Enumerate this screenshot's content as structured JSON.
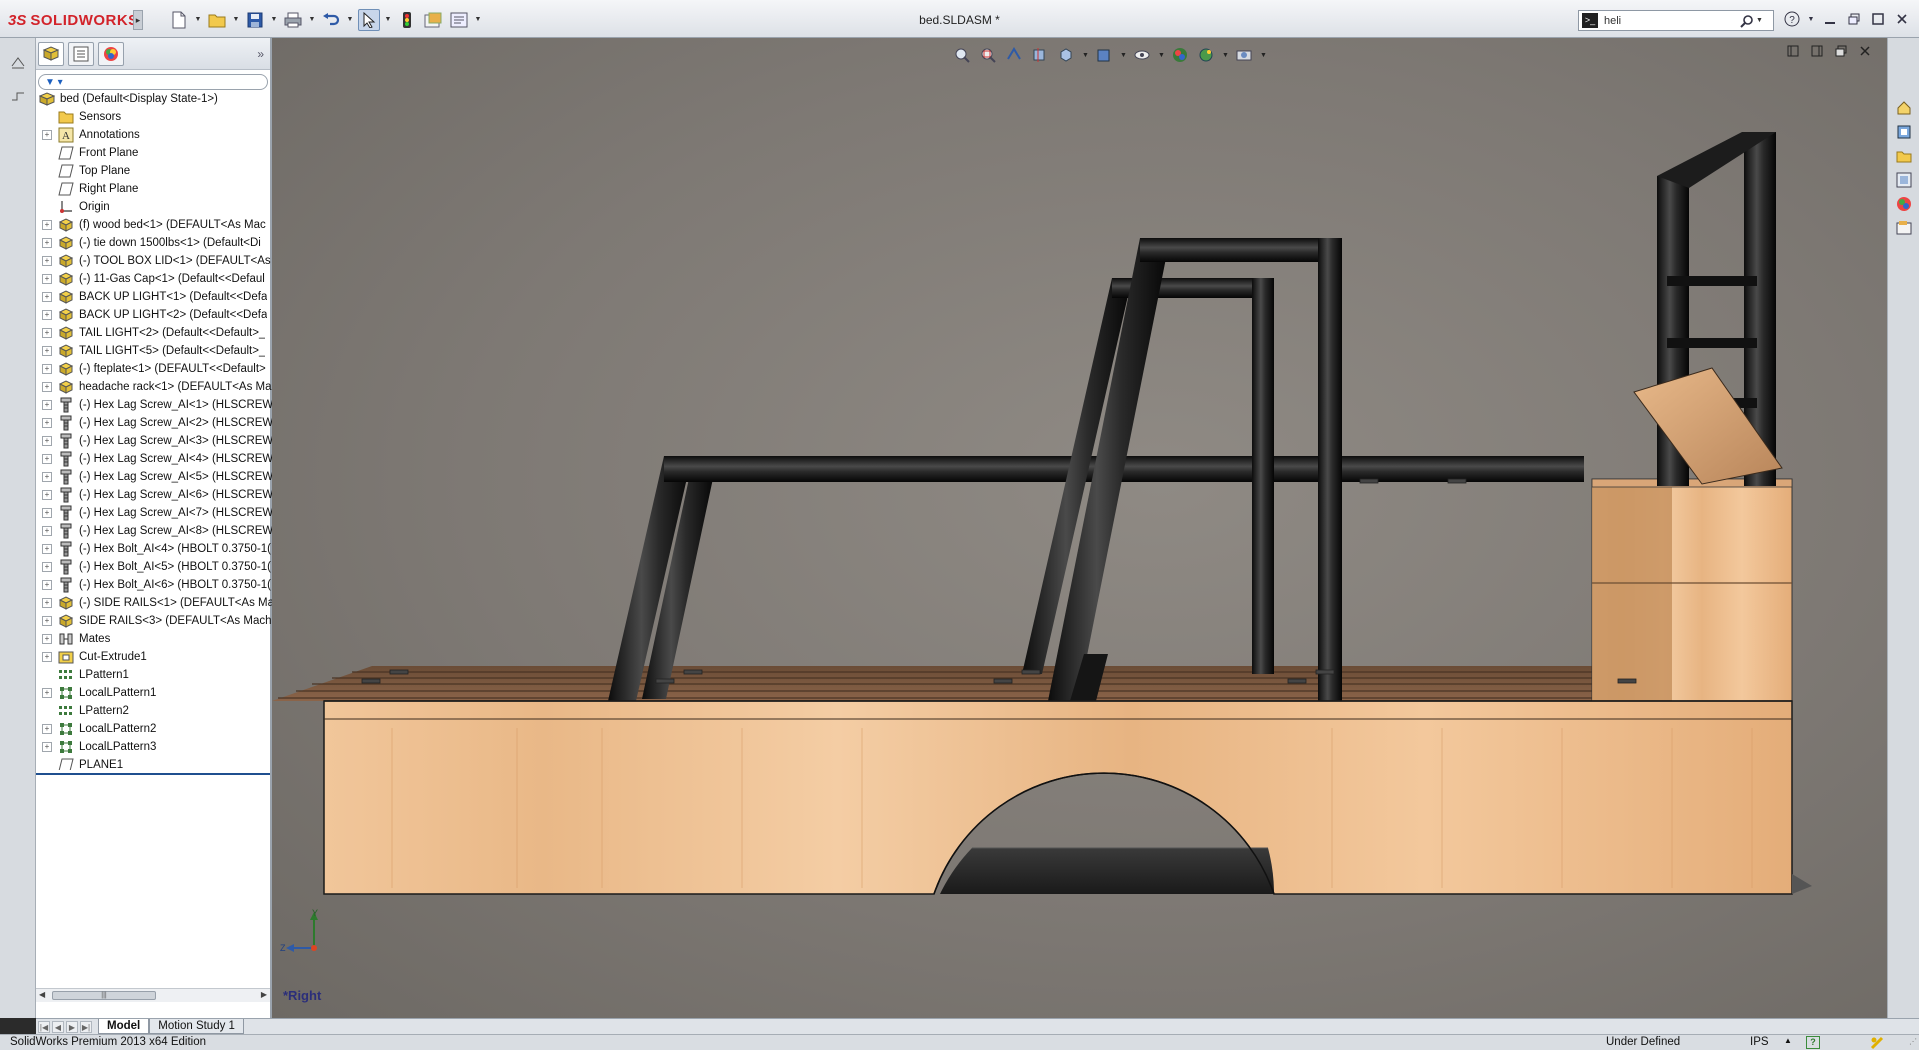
{
  "app": {
    "brand": "SOLIDWORKS",
    "brand_prefix": "3S",
    "document_title": "bed.SLDASM *",
    "accent_color": "#d2232a"
  },
  "search": {
    "value": "heli",
    "icons": [
      "command-search-icon",
      "magnifier-icon"
    ]
  },
  "toolbar": {
    "quick_access": [
      "new-document-icon",
      "open-icon",
      "save-icon",
      "print-icon",
      "undo-icon",
      "select-icon",
      "rebuild-icon",
      "file-properties-icon",
      "options-icon"
    ],
    "window_controls": [
      "help-icon",
      "minimize-icon",
      "maximize-icon",
      "restore-icon",
      "close-icon"
    ]
  },
  "feature_manager": {
    "tabs": [
      "featuremanager-tab",
      "propertymanager-tab",
      "display-manager-tab"
    ],
    "filter_icon": "filter-icon",
    "items": [
      {
        "label": "bed  (Default<Display State-1>)",
        "icon": "assembly",
        "expand": "none",
        "root": true
      },
      {
        "label": "Sensors",
        "icon": "folder",
        "expand": "none"
      },
      {
        "label": "Annotations",
        "icon": "annotation",
        "expand": "+"
      },
      {
        "label": "Front Plane",
        "icon": "plane",
        "expand": "none"
      },
      {
        "label": "Top Plane",
        "icon": "plane",
        "expand": "none"
      },
      {
        "label": "Right Plane",
        "icon": "plane",
        "expand": "none"
      },
      {
        "label": "Origin",
        "icon": "origin",
        "expand": "none"
      },
      {
        "label": "(f) wood bed<1> (DEFAULT<As Mac",
        "icon": "part",
        "expand": "+"
      },
      {
        "label": "(-) tie down 1500lbs<1> (Default<Di",
        "icon": "part",
        "expand": "+"
      },
      {
        "label": "(-) TOOL BOX LID<1> (DEFAULT<As",
        "icon": "part",
        "expand": "+"
      },
      {
        "label": "(-) 11-Gas Cap<1> (Default<<Defaul",
        "icon": "part",
        "expand": "+"
      },
      {
        "label": "BACK UP LIGHT<1> (Default<<Defa",
        "icon": "part",
        "expand": "+"
      },
      {
        "label": "BACK UP LIGHT<2> (Default<<Defa",
        "icon": "part",
        "expand": "+"
      },
      {
        "label": "TAIL LIGHT<2> (Default<<Default>_",
        "icon": "part",
        "expand": "+"
      },
      {
        "label": "TAIL LIGHT<5> (Default<<Default>_",
        "icon": "part",
        "expand": "+"
      },
      {
        "label": "(-) fteplate<1> (DEFAULT<<Default>",
        "icon": "part",
        "expand": "+"
      },
      {
        "label": "headache rack<1> (DEFAULT<As Ma",
        "icon": "part",
        "expand": "+"
      },
      {
        "label": "(-) Hex Lag Screw_AI<1> (HLSCREW",
        "icon": "screw",
        "expand": "+"
      },
      {
        "label": "(-) Hex Lag Screw_AI<2> (HLSCREW",
        "icon": "screw",
        "expand": "+"
      },
      {
        "label": "(-) Hex Lag Screw_AI<3> (HLSCREW",
        "icon": "screw",
        "expand": "+"
      },
      {
        "label": "(-) Hex Lag Screw_AI<4> (HLSCREW",
        "icon": "screw",
        "expand": "+"
      },
      {
        "label": "(-) Hex Lag Screw_AI<5> (HLSCREW",
        "icon": "screw",
        "expand": "+"
      },
      {
        "label": "(-) Hex Lag Screw_AI<6> (HLSCREW",
        "icon": "screw",
        "expand": "+"
      },
      {
        "label": "(-) Hex Lag Screw_AI<7> (HLSCREW",
        "icon": "screw",
        "expand": "+"
      },
      {
        "label": "(-) Hex Lag Screw_AI<8> (HLSCREW",
        "icon": "screw",
        "expand": "+"
      },
      {
        "label": "(-) Hex Bolt_AI<4> (HBOLT 0.3750-1(",
        "icon": "screw",
        "expand": "+"
      },
      {
        "label": "(-) Hex Bolt_AI<5> (HBOLT 0.3750-1(",
        "icon": "screw",
        "expand": "+"
      },
      {
        "label": "(-) Hex Bolt_AI<6> (HBOLT 0.3750-1(",
        "icon": "screw",
        "expand": "+"
      },
      {
        "label": "(-) SIDE RAILS<1> (DEFAULT<As Ma",
        "icon": "part",
        "expand": "+"
      },
      {
        "label": "SIDE RAILS<3> (DEFAULT<As Machi",
        "icon": "part",
        "expand": "+"
      },
      {
        "label": "Mates",
        "icon": "mates",
        "expand": "+"
      },
      {
        "label": "Cut-Extrude1",
        "icon": "cut",
        "expand": "+"
      },
      {
        "label": "LPattern1",
        "icon": "pattern",
        "expand": "none"
      },
      {
        "label": "LocalLPattern1",
        "icon": "local-pattern",
        "expand": "+"
      },
      {
        "label": "LPattern2",
        "icon": "pattern",
        "expand": "none"
      },
      {
        "label": "LocalLPattern2",
        "icon": "local-pattern",
        "expand": "+"
      },
      {
        "label": "LocalLPattern3",
        "icon": "local-pattern",
        "expand": "+"
      },
      {
        "label": "PLANE1",
        "icon": "plane",
        "expand": "none"
      }
    ]
  },
  "viewport": {
    "view_name": "*Right",
    "triad_labels": {
      "y": "Y",
      "z": "Z"
    },
    "background_color": "#807b76"
  },
  "bottom_tabs": [
    {
      "label": "Model",
      "selected": true
    },
    {
      "label": "Motion Study 1",
      "selected": false
    }
  ],
  "status": {
    "edition": "SolidWorks Premium 2013 x64 Edition",
    "state": "Under Defined",
    "units": "IPS",
    "help": "?"
  }
}
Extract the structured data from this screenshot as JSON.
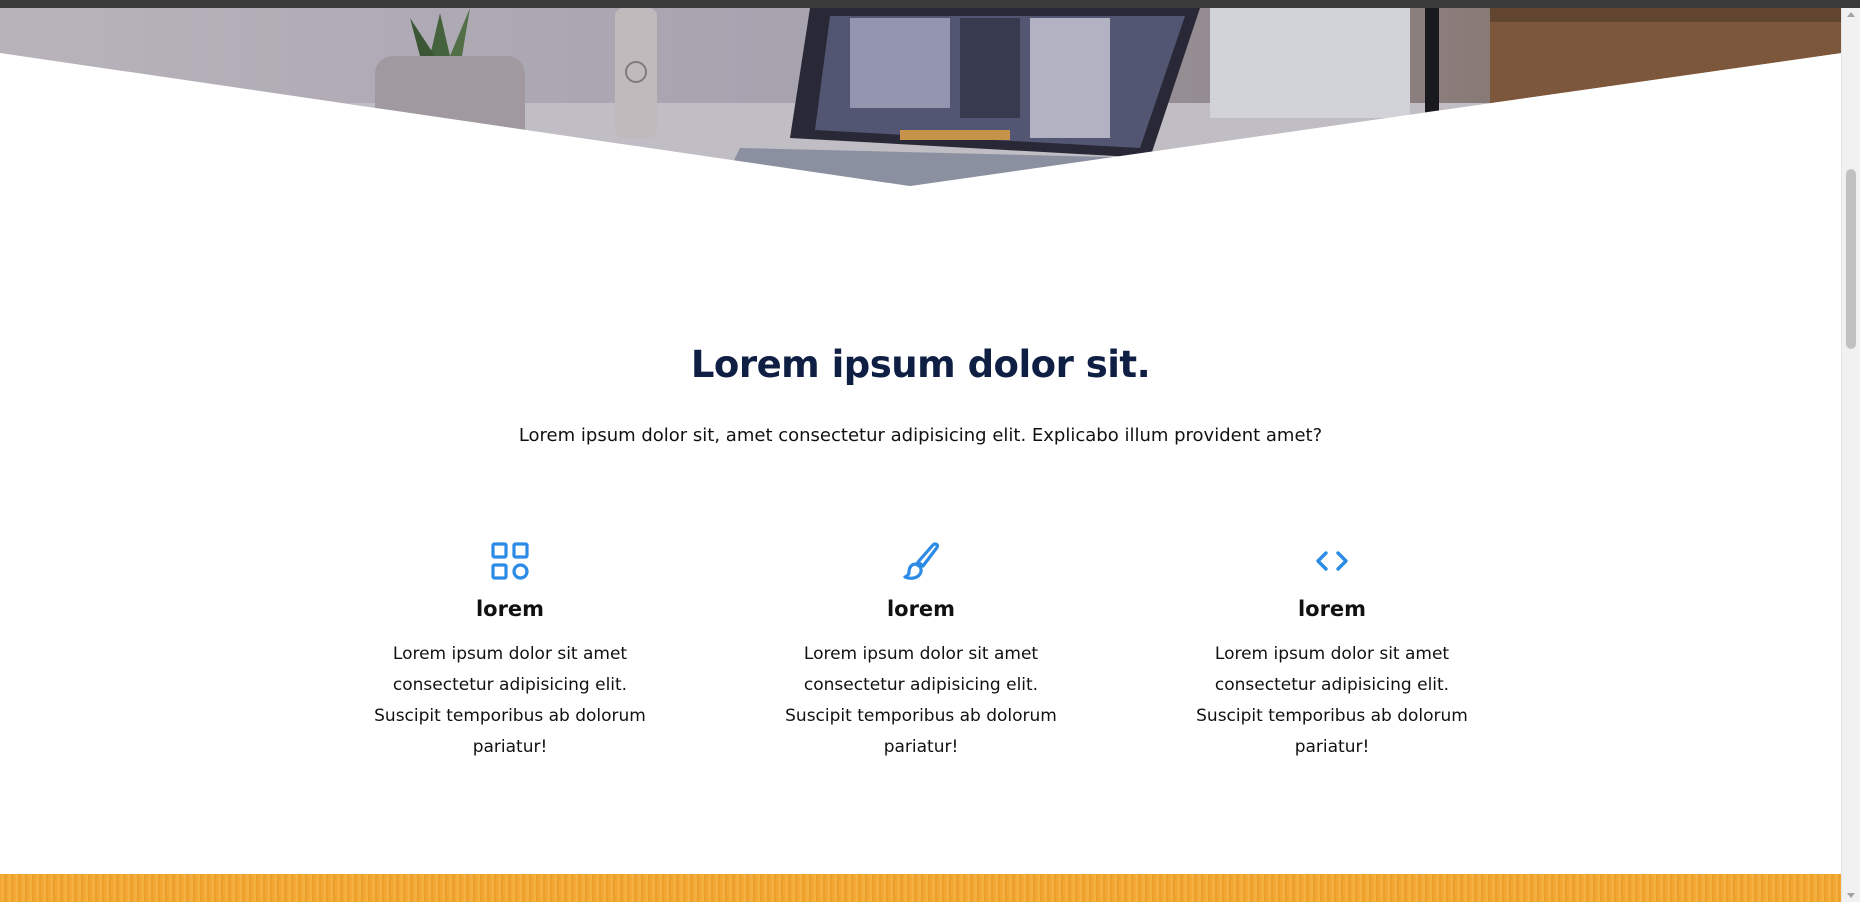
{
  "section": {
    "title": "Lorem ipsum dolor sit.",
    "subtitle": "Lorem ipsum dolor sit, amet consectetur adipisicing elit. Explicabo illum provident amet?"
  },
  "features": [
    {
      "icon": "apps-grid-icon",
      "title": "lorem",
      "text": "Lorem ipsum dolor sit amet consectetur adipisicing elit. Suscipit temporibus ab dolorum pariatur!"
    },
    {
      "icon": "paintbrush-icon",
      "title": "lorem",
      "text": "Lorem ipsum dolor sit amet consectetur adipisicing elit. Suscipit temporibus ab dolorum pariatur!"
    },
    {
      "icon": "code-brackets-icon",
      "title": "lorem",
      "text": "Lorem ipsum dolor sit amet consectetur adipisicing elit. Suscipit temporibus ab dolorum pariatur!"
    }
  ],
  "colors": {
    "accent": "#2b8be6",
    "heading": "#0f1f44",
    "band": "#f0a22e"
  }
}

-- GOAL --
Retype the records exactly. Any image in them should not appear in what you write.

-- ANSWER TO THE TASK --
Enumerate this screenshot's content as structured JSON.
{
  "app": {
    "brand": "SOLIDWORKS",
    "brand_prefix": "3S",
    "document_title": "bed.SLDASM *",
    "accent_color": "#d2232a"
  },
  "search": {
    "value": "heli",
    "icons": [
      "command-search-icon",
      "magnifier-icon"
    ]
  },
  "toolbar": {
    "quick_access": [
      "new-document-icon",
      "open-icon",
      "save-icon",
      "print-icon",
      "undo-icon",
      "select-icon",
      "rebuild-icon",
      "file-properties-icon",
      "options-icon"
    ],
    "window_controls": [
      "help-icon",
      "minimize-icon",
      "maximize-icon",
      "restore-icon",
      "close-icon"
    ]
  },
  "feature_manager": {
    "tabs": [
      "featuremanager-tab",
      "propertymanager-tab",
      "display-manager-tab"
    ],
    "filter_icon": "filter-icon",
    "items": [
      {
        "label": "bed  (Default<Display State-1>)",
        "icon": "assembly",
        "expand": "none",
        "root": true
      },
      {
        "label": "Sensors",
        "icon": "folder",
        "expand": "none"
      },
      {
        "label": "Annotations",
        "icon": "annotation",
        "expand": "+"
      },
      {
        "label": "Front Plane",
        "icon": "plane",
        "expand": "none"
      },
      {
        "label": "Top Plane",
        "icon": "plane",
        "expand": "none"
      },
      {
        "label": "Right Plane",
        "icon": "plane",
        "expand": "none"
      },
      {
        "label": "Origin",
        "icon": "origin",
        "expand": "none"
      },
      {
        "label": "(f) wood bed<1> (DEFAULT<As Mac",
        "icon": "part",
        "expand": "+"
      },
      {
        "label": "(-) tie down 1500lbs<1> (Default<Di",
        "icon": "part",
        "expand": "+"
      },
      {
        "label": "(-) TOOL BOX LID<1> (DEFAULT<As",
        "icon": "part",
        "expand": "+"
      },
      {
        "label": "(-) 11-Gas Cap<1> (Default<<Defaul",
        "icon": "part",
        "expand": "+"
      },
      {
        "label": "BACK UP LIGHT<1> (Default<<Defa",
        "icon": "part",
        "expand": "+"
      },
      {
        "label": "BACK UP LIGHT<2> (Default<<Defa",
        "icon": "part",
        "expand": "+"
      },
      {
        "label": "TAIL LIGHT<2> (Default<<Default>_",
        "icon": "part",
        "expand": "+"
      },
      {
        "label": "TAIL LIGHT<5> (Default<<Default>_",
        "icon": "part",
        "expand": "+"
      },
      {
        "label": "(-) fteplate<1> (DEFAULT<<Default>",
        "icon": "part",
        "expand": "+"
      },
      {
        "label": "headache rack<1> (DEFAULT<As Ma",
        "icon": "part",
        "expand": "+"
      },
      {
        "label": "(-) Hex Lag Screw_AI<1> (HLSCREW",
        "icon": "screw",
        "expand": "+"
      },
      {
        "label": "(-) Hex Lag Screw_AI<2> (HLSCREW",
        "icon": "screw",
        "expand": "+"
      },
      {
        "label": "(-) Hex Lag Screw_AI<3> (HLSCREW",
        "icon": "screw",
        "expand": "+"
      },
      {
        "label": "(-) Hex Lag Screw_AI<4> (HLSCREW",
        "icon": "screw",
        "expand": "+"
      },
      {
        "label": "(-) Hex Lag Screw_AI<5> (HLSCREW",
        "icon": "screw",
        "expand": "+"
      },
      {
        "label": "(-) Hex Lag Screw_AI<6> (HLSCREW",
        "icon": "screw",
        "expand": "+"
      },
      {
        "label": "(-) Hex Lag Screw_AI<7> (HLSCREW",
        "icon": "screw",
        "expand": "+"
      },
      {
        "label": "(-) Hex Lag Screw_AI<8> (HLSCREW",
        "icon": "screw",
        "expand": "+"
      },
      {
        "label": "(-) Hex Bolt_AI<4> (HBOLT 0.3750-1(",
        "icon": "screw",
        "expand": "+"
      },
      {
        "label": "(-) Hex Bolt_AI<5> (HBOLT 0.3750-1(",
        "icon": "screw",
        "expand": "+"
      },
      {
        "label": "(-) Hex Bolt_AI<6> (HBOLT 0.3750-1(",
        "icon": "screw",
        "expand": "+"
      },
      {
        "label": "(-) SIDE RAILS<1> (DEFAULT<As Ma",
        "icon": "part",
        "expand": "+"
      },
      {
        "label": "SIDE RAILS<3> (DEFAULT<As Machi",
        "icon": "part",
        "expand": "+"
      },
      {
        "label": "Mates",
        "icon": "mates",
        "expand": "+"
      },
      {
        "label": "Cut-Extrude1",
        "icon": "cut",
        "expand": "+"
      },
      {
        "label": "LPattern1",
        "icon": "pattern",
        "expand": "none"
      },
      {
        "label": "LocalLPattern1",
        "icon": "local-pattern",
        "expand": "+"
      },
      {
        "label": "LPattern2",
        "icon": "pattern",
        "expand": "none"
      },
      {
        "label": "LocalLPattern2",
        "icon": "local-pattern",
        "expand": "+"
      },
      {
        "label": "LocalLPattern3",
        "icon": "local-pattern",
        "expand": "+"
      },
      {
        "label": "PLANE1",
        "icon": "plane",
        "expand": "none"
      }
    ]
  },
  "viewport": {
    "view_name": "*Right",
    "triad_labels": {
      "y": "Y",
      "z": "Z"
    },
    "background_color": "#807b76"
  },
  "bottom_tabs": [
    {
      "label": "Model",
      "selected": true
    },
    {
      "label": "Motion Study 1",
      "selected": false
    }
  ],
  "status": {
    "edition": "SolidWorks Premium 2013 x64 Edition",
    "state": "Under Defined",
    "units": "IPS",
    "help": "?"
  }
}
Extract the structured data from this screenshot as JSON.
{
  "section": {
    "title": "Lorem ipsum dolor sit.",
    "subtitle": "Lorem ipsum dolor sit, amet consectetur adipisicing elit. Explicabo illum provident amet?"
  },
  "features": [
    {
      "icon": "apps-grid-icon",
      "title": "lorem",
      "text": "Lorem ipsum dolor sit amet consectetur adipisicing elit. Suscipit temporibus ab dolorum pariatur!"
    },
    {
      "icon": "paintbrush-icon",
      "title": "lorem",
      "text": "Lorem ipsum dolor sit amet consectetur adipisicing elit. Suscipit temporibus ab dolorum pariatur!"
    },
    {
      "icon": "code-brackets-icon",
      "title": "lorem",
      "text": "Lorem ipsum dolor sit amet consectetur adipisicing elit. Suscipit temporibus ab dolorum pariatur!"
    }
  ],
  "colors": {
    "accent": "#2b8be6",
    "heading": "#0f1f44",
    "band": "#f0a22e"
  }
}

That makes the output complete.